WORK TO COMPLETE:
Transcribe all the records with complete accuracy.

╔══

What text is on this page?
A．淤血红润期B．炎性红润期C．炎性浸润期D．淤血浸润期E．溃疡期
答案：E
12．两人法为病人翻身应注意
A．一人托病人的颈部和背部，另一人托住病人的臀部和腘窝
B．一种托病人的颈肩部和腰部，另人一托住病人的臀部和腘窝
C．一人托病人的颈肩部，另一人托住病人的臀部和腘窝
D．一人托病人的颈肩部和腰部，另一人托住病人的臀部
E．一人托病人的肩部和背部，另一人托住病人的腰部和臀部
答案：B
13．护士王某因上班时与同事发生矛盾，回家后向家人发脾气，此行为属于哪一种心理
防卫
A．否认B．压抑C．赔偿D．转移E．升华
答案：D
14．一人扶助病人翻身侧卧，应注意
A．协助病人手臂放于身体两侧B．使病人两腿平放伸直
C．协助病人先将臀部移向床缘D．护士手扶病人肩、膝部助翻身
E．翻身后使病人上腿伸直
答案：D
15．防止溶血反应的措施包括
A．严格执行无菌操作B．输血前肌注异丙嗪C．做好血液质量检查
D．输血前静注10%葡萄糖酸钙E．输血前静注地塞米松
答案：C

╚══

RESULT OF THE EXERCISE:
What text is on this page?
A．淤血红润期B．炎性红润期C．炎性浸润期D．淤血浸润期E．溃疡期
答案：E
12．两人法为病人翻身应注意
A．一人托病人的颈部和背部，另一人托住病人的臀部和腘窝
B．一种托病人的颈肩部和腰部，另人一托住病人的臀部和腘窝
C．一人托病人的颈肩部，另一人托住病人的臀部和腘窝
D．一人托病人的颈肩部和腰部，另一人托住病人的臀部
E．一人托病人的肩部和背部，另一人托住病人的腰部和臀部
答案：B
13．护士王某因上班时与同事发生矛盾，回家后向家人发脾气，此行为属于哪一种心理
防卫
A．否认B．压抑C．赔偿D．转移E．升华
答案：D
14．一人扶助病人翻身侧卧，应注意
A．协助病人手臂放于身体两侧B．使病人两腿平放伸直
C．协助病人先将臀部移向床缘D．护士手扶病人肩、膝部助翻身
E．翻身后使病人上腿伸直
答案：D
15．防止溶血反应的措施包括
A．严格执行无菌操作B．输血前肌注异丙嗪C．做好血液质量检查
D．输血前静注10%葡萄糖酸钙E．输血前静注地塞米松
答案：C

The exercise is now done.